Tasks to perform:
[1] Answer these questions on the PerplexityBot page:
(a) What is PerplexityBot's main purpose?
(b) What robots.txt lines does the page give for blocking PerplexityBot?
(c) Under "Why allow it," what does PerplexityBot power?
[2] Return the records unchanged, from their first line through the line containing "x-tick-label: 500 <box>579", with both ends included.

Selected passage:
═══
PerplexityBot: how Perplexity crawls the web
PerplexityBot is Perplexity's web crawler. Unlike many AI bots, its main purpose is to surface content in live answers, not to train models.
2026-06-19
·
1 min read
PerplexityBot
PerplexityBot is Perplexity’s web crawler. Unlike many AI bots, its main purpose is to surface content in live answers, not to train models. It is the most “search-engine-like” of the AI crawlers.
PerplexityBot is among the most important AI crawlers to allow. Perplexity is heavily used by knowledge workers and developers, and a citation there drives highly qualified traffic.
How to control PerplexityBot
- Allow. Default. Lets Perplexity fetch your content for live answers
- Block. Add to robots.txt:
User-agent: PerplexityBot Disallow: / - Block only training. Perplexity uses a separate user agent for training data collection. Check their docs for the latest user agent name
Why allow it
- PerplexityBot is what powers the citations in Perplexity answers
- Citations in Perplexity drive AI referral traffic from a high-value audience
- It is the cleanest signal of “the model read your page for this answer”
═══
[Coordinate annotation records]
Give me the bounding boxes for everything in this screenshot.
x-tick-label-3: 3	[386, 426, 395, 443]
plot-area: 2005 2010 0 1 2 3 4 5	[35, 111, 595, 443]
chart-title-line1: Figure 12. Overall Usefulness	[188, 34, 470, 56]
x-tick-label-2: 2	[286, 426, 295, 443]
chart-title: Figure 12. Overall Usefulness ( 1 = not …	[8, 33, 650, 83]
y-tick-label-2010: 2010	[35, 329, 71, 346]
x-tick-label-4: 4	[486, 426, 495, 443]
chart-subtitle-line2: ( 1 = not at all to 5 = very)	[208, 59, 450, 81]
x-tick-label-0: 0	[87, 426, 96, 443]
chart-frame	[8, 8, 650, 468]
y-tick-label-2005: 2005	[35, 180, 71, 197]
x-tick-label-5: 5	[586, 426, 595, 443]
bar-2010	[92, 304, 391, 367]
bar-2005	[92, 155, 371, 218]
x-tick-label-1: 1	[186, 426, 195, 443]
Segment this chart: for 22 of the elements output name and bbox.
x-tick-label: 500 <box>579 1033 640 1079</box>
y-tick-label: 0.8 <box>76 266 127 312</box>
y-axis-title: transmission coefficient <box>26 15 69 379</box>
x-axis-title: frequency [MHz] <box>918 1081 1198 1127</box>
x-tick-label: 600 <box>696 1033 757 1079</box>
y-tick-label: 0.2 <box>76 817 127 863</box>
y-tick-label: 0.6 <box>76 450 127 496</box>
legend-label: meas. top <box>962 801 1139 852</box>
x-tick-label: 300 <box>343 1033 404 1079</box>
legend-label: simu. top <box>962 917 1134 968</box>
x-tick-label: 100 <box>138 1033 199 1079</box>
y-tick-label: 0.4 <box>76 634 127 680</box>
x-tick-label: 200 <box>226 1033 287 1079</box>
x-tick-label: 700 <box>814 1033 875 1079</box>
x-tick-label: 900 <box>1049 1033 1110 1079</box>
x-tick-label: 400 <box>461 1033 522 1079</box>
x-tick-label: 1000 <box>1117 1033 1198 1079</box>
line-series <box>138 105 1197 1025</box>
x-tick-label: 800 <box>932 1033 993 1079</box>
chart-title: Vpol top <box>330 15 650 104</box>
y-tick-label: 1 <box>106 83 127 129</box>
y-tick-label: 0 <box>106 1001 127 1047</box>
═══
Responses per task:
[1]
(a) To surface content in live answers, not to train models.
(b) User-agent: PerplexityBot Disallow: /
(c) The citations in Perplexity answers.

[2]
Give me the bounding boxes for everything in this screenshot.
x-tick-label-3: 3	[386, 426, 395, 443]
plot-area: 2005 2010 0 1 2 3 4 5	[35, 111, 595, 443]
chart-title-line1: Figure 12. Overall Usefulness	[188, 34, 470, 56]
x-tick-label-2: 2	[286, 426, 295, 443]
chart-title: Figure 12. Overall Usefulness ( 1 = not …	[8, 33, 650, 83]
y-tick-label-2010: 2010	[35, 329, 71, 346]
x-tick-label-4: 4	[486, 426, 495, 443]
chart-subtitle-line2: ( 1 = not at all to 5 = very)	[208, 59, 450, 81]
x-tick-label-0: 0	[87, 426, 96, 443]
chart-frame	[8, 8, 650, 468]
y-tick-label-2005: 2005	[35, 180, 71, 197]
x-tick-label-5: 5	[586, 426, 595, 443]
bar-2010	[92, 304, 391, 367]
bar-2005	[92, 155, 371, 218]
x-tick-label-1: 1	[186, 426, 195, 443]
Segment this chart: for 22 of the elements output name and bbox.
x-tick-label: 500 <box>579 1033 640 1079</box>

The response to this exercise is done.